Required task:
Retype each line exactly. Skip images.

----- Exercise input -----

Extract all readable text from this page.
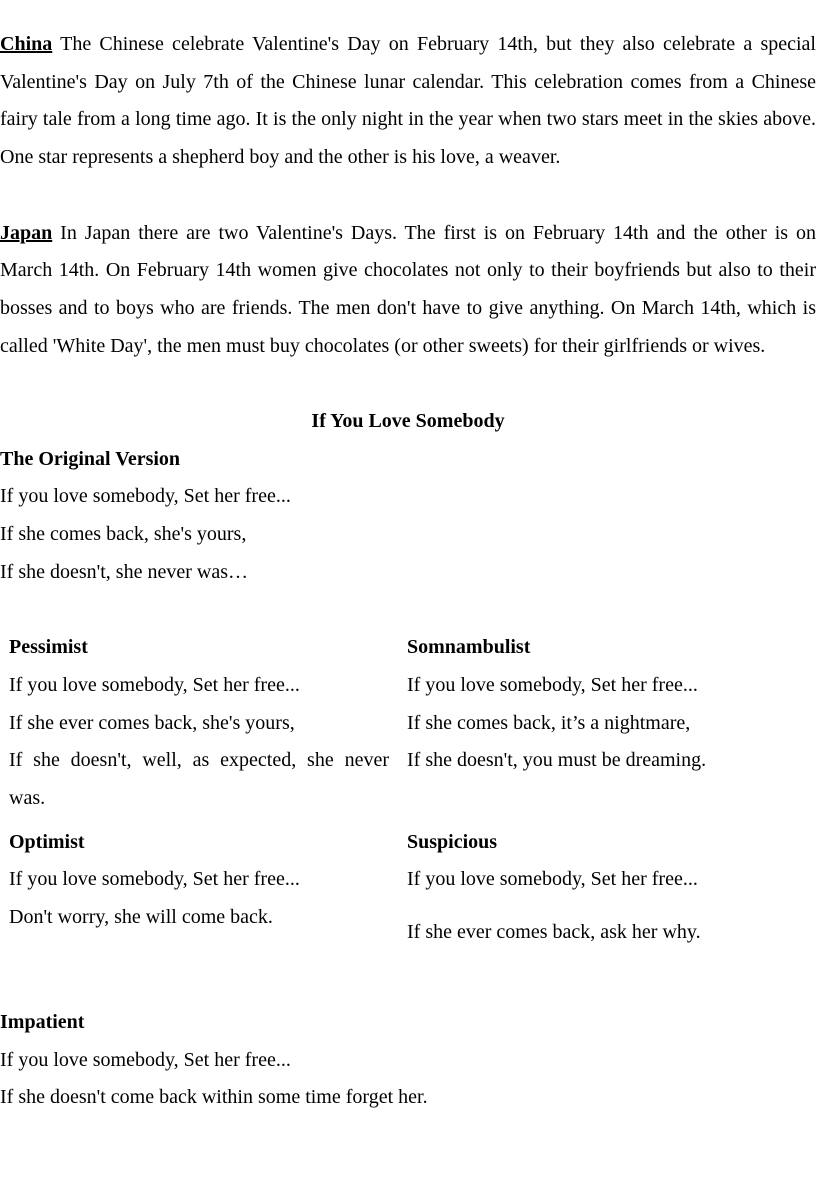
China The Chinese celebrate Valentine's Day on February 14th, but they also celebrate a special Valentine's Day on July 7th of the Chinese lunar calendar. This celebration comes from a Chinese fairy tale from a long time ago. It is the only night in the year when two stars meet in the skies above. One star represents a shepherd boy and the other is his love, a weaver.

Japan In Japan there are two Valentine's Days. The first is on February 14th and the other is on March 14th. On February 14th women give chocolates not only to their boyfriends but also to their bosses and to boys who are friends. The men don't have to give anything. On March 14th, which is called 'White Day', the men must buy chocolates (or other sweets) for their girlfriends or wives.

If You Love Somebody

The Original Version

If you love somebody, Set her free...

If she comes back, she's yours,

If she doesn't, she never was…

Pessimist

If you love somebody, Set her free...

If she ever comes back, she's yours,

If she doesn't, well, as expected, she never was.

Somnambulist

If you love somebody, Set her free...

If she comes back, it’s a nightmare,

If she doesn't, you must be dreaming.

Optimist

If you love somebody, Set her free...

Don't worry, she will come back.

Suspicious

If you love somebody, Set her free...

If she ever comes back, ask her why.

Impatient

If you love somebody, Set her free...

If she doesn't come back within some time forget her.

-----

Solved exercise:
Extract all readable text from this page.
China The Chinese celebrate Valentine's Day on February 14th, but they also celebrate a special Valentine's Day on July 7th of the Chinese lunar calendar. This celebration comes from a Chinese fairy tale from a long time ago. It is the only night in the year when two stars meet in the skies above. One star represents a shepherd boy and the other is his love, a weaver.

Japan In Japan there are two Valentine's Days. The first is on February 14th and the other is on March 14th. On February 14th women give chocolates not only to their boyfriends but also to their bosses and to boys who are friends. The men don't have to give anything. On March 14th, which is called 'White Day', the men must buy chocolates (or other sweets) for their girlfriends or wives.

If You Love Somebody

The Original Version

If you love somebody, Set her free...

If she comes back, she's yours,

If she doesn't, she never was…

Pessimist

If you love somebody, Set her free...

If she ever comes back, she's yours,

If she doesn't, well, as expected, she never was.

Somnambulist

If you love somebody, Set her free...

If she comes back, it’s a nightmare,

If she doesn't, you must be dreaming.

Optimist

If you love somebody, Set her free...

Don't worry, she will come back.

Suspicious

If you love somebody, Set her free...

If she ever comes back, ask her why.

Impatient

If you love somebody, Set her free...

If she doesn't come back within some time forget her.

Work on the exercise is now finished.